Tasks to perform.
1 - Set down, word for word, the portion of the Gemstar excerpt starting at "Despite running a" and ending at "a valet charge.".
2 - Resume the account of Henry C. Yuen and Gemstar after its final sentence.

Source excerpt.
——

Amid the flash of the Internet bubble, Henry C. Yuen, the chairman and chief executive of Gemstar-TV Guide International, did things his way.

Henry C. Yuen, top in 2000, is in a protracted legal struggle with Rupert Murdoch, bottom, over Mr. Yuen`s management of Gemstar and its troubled accounting.

John C. Malone, the head of Liberty Media, tried with Mr. Murdoch to take over the Gemstar program guide.

Despite running a company worth more than $20 billion in early 2000 and being partners with Rupert Murdoch`s News Corporation, he operated out of low-rent offices in Pasadena, Calif. A visitor to the headquarters recalls that using a fax machine required unplugging the telephone because there was only one line. A former Gemstar employee recalled Mr. Yuen driving to lunch four blocks from the office, but then parking two blocks away to avoid paying a valet charge.

But even as Mr. Yuen was pinching pennies, he was manipulating hundreds of millions in revenue to make the company look more profitable, according to prosecutors and investors.

——

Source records
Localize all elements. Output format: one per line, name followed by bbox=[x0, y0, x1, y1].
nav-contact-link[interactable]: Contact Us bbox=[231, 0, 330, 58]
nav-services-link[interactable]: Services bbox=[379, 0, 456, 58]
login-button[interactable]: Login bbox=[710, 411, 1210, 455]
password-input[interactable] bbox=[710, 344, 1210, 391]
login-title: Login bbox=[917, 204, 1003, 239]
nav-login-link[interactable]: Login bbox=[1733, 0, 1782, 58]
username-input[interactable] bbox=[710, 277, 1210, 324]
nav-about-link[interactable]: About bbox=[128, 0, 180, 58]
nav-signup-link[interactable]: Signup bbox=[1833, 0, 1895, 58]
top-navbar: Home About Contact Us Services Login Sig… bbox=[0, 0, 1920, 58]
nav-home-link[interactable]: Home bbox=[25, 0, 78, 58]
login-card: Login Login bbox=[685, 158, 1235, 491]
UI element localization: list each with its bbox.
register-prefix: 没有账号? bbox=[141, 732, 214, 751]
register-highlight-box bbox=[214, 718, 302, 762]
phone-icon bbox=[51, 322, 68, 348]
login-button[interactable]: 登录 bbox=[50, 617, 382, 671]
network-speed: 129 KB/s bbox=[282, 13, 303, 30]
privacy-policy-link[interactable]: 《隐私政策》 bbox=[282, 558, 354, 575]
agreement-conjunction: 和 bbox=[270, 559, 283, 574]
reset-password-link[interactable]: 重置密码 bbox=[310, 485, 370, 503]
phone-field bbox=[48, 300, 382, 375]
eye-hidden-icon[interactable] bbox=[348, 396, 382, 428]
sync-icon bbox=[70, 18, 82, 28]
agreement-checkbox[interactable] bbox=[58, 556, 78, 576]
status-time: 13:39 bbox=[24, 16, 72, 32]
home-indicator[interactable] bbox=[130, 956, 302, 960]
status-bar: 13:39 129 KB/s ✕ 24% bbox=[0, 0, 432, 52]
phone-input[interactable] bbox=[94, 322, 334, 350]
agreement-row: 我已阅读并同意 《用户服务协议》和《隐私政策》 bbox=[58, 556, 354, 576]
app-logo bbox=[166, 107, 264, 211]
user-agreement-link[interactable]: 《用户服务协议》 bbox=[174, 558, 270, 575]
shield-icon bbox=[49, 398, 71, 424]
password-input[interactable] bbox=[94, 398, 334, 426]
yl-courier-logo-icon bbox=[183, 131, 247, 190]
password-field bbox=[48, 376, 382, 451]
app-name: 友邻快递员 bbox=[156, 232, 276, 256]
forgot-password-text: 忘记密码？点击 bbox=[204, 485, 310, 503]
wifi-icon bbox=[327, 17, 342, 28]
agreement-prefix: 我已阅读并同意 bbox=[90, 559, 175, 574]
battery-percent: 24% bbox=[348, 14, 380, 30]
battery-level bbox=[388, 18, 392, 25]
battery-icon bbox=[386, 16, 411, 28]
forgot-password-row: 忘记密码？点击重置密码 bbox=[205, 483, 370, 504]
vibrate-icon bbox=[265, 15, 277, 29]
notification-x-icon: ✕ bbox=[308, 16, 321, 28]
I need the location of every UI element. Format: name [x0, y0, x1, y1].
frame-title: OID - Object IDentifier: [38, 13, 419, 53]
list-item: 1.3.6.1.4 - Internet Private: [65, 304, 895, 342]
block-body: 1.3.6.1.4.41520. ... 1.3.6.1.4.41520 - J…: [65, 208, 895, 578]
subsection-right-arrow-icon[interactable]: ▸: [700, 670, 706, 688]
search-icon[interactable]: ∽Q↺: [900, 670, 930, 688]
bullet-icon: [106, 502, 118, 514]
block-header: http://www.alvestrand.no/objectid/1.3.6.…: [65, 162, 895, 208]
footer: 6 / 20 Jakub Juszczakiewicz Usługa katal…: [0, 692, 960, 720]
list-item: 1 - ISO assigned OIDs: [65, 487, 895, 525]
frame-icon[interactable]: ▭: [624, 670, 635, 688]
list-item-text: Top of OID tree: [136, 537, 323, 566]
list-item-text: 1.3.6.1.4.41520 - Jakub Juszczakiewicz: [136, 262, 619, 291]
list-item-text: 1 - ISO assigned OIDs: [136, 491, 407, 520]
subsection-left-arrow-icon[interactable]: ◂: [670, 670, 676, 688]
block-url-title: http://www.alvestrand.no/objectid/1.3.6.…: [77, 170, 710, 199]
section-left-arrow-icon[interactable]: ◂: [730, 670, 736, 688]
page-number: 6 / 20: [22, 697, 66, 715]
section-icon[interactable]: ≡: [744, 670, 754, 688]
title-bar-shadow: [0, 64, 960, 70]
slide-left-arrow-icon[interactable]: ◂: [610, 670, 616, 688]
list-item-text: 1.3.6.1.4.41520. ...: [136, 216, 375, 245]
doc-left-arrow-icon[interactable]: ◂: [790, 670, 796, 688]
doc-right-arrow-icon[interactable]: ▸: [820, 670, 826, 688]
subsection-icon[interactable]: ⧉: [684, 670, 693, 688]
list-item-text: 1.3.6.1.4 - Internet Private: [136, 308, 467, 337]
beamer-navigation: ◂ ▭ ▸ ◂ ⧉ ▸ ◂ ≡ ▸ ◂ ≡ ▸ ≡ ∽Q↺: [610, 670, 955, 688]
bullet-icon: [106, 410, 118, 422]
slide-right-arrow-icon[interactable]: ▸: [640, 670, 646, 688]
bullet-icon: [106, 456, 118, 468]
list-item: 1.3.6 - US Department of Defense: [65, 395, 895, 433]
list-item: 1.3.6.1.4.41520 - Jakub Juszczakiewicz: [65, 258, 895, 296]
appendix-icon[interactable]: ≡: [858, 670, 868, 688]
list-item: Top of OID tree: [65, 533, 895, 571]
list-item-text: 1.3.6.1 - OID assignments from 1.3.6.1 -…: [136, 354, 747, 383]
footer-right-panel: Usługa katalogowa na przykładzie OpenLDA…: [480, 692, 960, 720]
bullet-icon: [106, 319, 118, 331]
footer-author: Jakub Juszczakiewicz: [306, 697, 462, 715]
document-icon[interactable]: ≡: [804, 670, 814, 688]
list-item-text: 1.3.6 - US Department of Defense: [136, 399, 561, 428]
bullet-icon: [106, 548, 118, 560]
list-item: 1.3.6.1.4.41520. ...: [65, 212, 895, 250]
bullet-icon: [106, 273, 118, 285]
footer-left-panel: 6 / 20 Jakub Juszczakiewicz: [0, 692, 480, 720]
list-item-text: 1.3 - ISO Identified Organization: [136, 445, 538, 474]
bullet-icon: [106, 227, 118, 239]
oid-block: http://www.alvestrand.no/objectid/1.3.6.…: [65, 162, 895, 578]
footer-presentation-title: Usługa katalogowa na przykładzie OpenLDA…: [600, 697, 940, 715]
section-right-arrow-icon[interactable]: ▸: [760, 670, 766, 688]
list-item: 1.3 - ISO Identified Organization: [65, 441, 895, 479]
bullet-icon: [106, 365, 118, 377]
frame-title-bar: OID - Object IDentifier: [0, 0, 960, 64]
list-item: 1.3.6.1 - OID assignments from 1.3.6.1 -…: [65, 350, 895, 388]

——

Written responses.
1 -
Despite running a company worth more than $20 billion in early 2000 and being partners with Rupert Murdoch`s News Corporation, he operated out of low-rent offices in Pasadena, Calif. A visitor to the headquarters recalls that using a fax machine required unplugging the telephone because there was only one line. A former Gemstar employee recalled Mr. Yuen driving to lunch four blocks from the office, but then parking two blocks away to avoid paying a valet charge.

2 -
Mr. Yuen was forced out as Gemstar`s chairman and chief executive more than three years ago, after the company acknowledged that revenue had been inflated and the stock price collapsed. News Corporation`s involvement with Mr. Yuen - it owns 41 percent of Gemstar - resulted in 2002 in a $6 billion write-down, the biggest such hit Mr. Murdoch has taken in his storied career.

An investigation into Mr. Yuen`s conduct by the Securities and Exchange Commission, and a tangle of other litigation, show that Mr. Yuen, a mathematician and lawyer who built Gemstar by developing and aggressively defending patents for television viewing, still casts a long shadow over the News Corporation and Mr. Murdoch.

News Corporation, through Gemstar, has pursued Mr. Yuen with unusual vigor, going so far as to file a victim statement asking a court to overturn Mr. Yuen`s plea agreement in a criminal case. In addition to his other legal troubles, including a class-action lawsuit, Mr. Yuen faces an arbitration dispute with Gemstar, in which Mr. Murdoch seeks to force Mr. Yuen to return earnings totaling some $100 million, including $2 million in annual salary he still receives under the severance agreement.

Neither Mr. Murdoch nor Mr. Yuen would comment for this article. But several people who work closely with Mr. Murdoch say Gemstar`s tough stance has been a response to Mr. Yuen`s hardball tactics.

"Rupert doesn`t look back, he doesn`t spend a lot of time thinking about Henry," Lawrence A. Jacobs, group general counsel for the News Corporation, said in an interview. He added, however, "This is one of the few people we`ve ever dealt with who clearly committed fraud."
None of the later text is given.